Short problem:
Restate the records below word for word.

Given records:
════════

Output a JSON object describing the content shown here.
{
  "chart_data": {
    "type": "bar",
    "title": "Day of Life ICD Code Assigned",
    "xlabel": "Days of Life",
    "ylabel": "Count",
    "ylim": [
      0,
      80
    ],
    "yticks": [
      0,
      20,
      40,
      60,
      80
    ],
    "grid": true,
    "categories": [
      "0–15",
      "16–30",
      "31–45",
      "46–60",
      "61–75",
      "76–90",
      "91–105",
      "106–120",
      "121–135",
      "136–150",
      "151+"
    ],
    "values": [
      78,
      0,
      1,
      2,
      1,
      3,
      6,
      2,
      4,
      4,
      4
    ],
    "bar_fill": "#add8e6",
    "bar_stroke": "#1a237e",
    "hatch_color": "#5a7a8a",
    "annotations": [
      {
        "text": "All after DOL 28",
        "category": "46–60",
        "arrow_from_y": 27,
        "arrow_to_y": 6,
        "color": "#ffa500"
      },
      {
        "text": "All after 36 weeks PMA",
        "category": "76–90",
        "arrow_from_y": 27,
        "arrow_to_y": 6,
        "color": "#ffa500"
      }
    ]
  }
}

════════

Exercise result:
Output a JSON object describing the content shown here.
{
  "chart_data": {
    "type": "bar",
    "title": "Day of Life ICD Code Assigned",
    "xlabel": "Days of Life",
    "ylabel": "Count",
    "ylim": [
      0,
      80
    ],
    "yticks": [
      0,
      20,
      40,
      60,
      80
    ],
    "grid": true,
    "categories": [
      "0–15",
      "16–30",
      "31–45",
      "46–60",
      "61–75",
      "76–90",
      "91–105",
      "106–120",
      "121–135",
      "136–150",
      "151+"
    ],
    "values": [
      78,
      0,
      1,
      2,
      1,
      3,
      6,
      2,
      4,
      4,
      4
    ],
    "bar_fill": "#add8e6",
    "bar_stroke": "#1a237e",
    "hatch_color": "#5a7a8a",
    "annotations": [
      {
        "text": "All after DOL 28",
        "category": "46–60",
        "arrow_from_y": 27,
        "arrow_to_y": 6,
        "color": "#ffa500"
      },
      {
        "text": "All after 36 weeks PMA",
        "category": "76–90",
        "arrow_from_y": 27,
        "arrow_to_y": 6,
        "color": "#ffa500"
      }
    ]
  }
}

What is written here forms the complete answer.